Stored records
....................

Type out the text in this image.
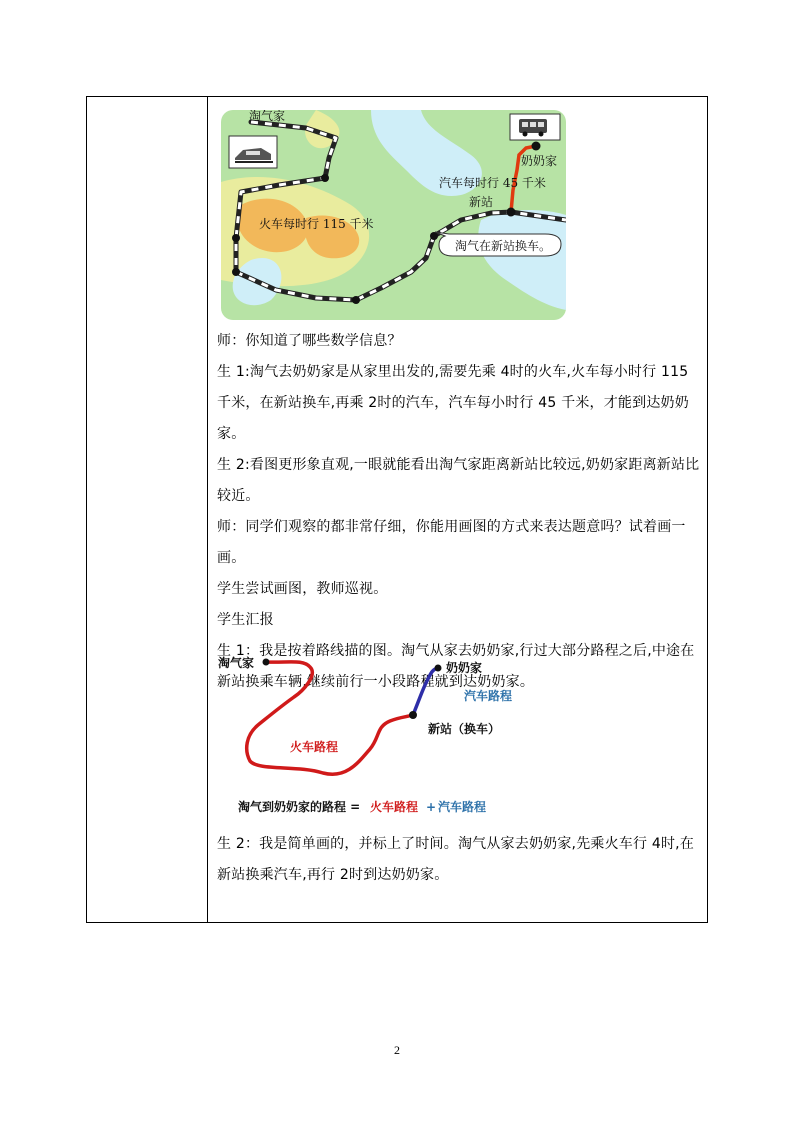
淘气家
奶奶家
汽车每时行 45 千米
新站
火车每时行 115 千米
淘气在新站换车。

师：你知道了哪些数学信息？

生 1:淘气去奶奶家是从家里出发的,需要先乘 4时的火车,火车每小时行 115 千米，在新站换车,再乘 2时的汽车，汽车每小时行 45 千米，才能到达奶奶家。

生 2:看图更形象直观,一眼就能看出淘气家距离新站比较远,奶奶家距离新站比较近。

师：同学们观察的都非常仔细，你能用画图的方式来表达题意吗？试着画一画。

学生尝试画图，教师巡视。

学生汇报

生 1：我是按着路线描的图。淘气从家去奶奶家,行过大部分路程之后,中途在新站换乘车辆,继续前行一小段路程就到达奶奶家。

淘气家	奶奶家
汽车路程
新站（换车）
火车路程
淘气到奶奶家的路程 = 火车路程 + 汽车路程

生 2：我是简单画的，并标上了时间。淘气从家去奶奶家,先乘火车行 4时,在新站换乘汽车,再行 2时到达奶奶家。

2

....................

Objective: Go through the listing above and write it out again exactly, dropping the pictures.

Completed exercise:
Type out the text in this image.
淘气家
奶奶家
汽车每时行 45 千米
新站
火车每时行 115 千米
淘气在新站换车。

师：你知道了哪些数学信息？

生 1:淘气去奶奶家是从家里出发的,需要先乘 4时的火车,火车每小时行 115 千米，在新站换车,再乘 2时的汽车，汽车每小时行 45 千米，才能到达奶奶家。

生 2:看图更形象直观,一眼就能看出淘气家距离新站比较远,奶奶家距离新站比较近。

师：同学们观察的都非常仔细，你能用画图的方式来表达题意吗？试着画一画。

学生尝试画图，教师巡视。

学生汇报

生 1：我是按着路线描的图。淘气从家去奶奶家,行过大部分路程之后,中途在新站换乘车辆,继续前行一小段路程就到达奶奶家。

淘气家	奶奶家
汽车路程
新站（换车）
火车路程
淘气到奶奶家的路程 = 火车路程 + 汽车路程

生 2：我是简单画的，并标上了时间。淘气从家去奶奶家,先乘火车行 4时,在新站换乘汽车,再行 2时到达奶奶家。

2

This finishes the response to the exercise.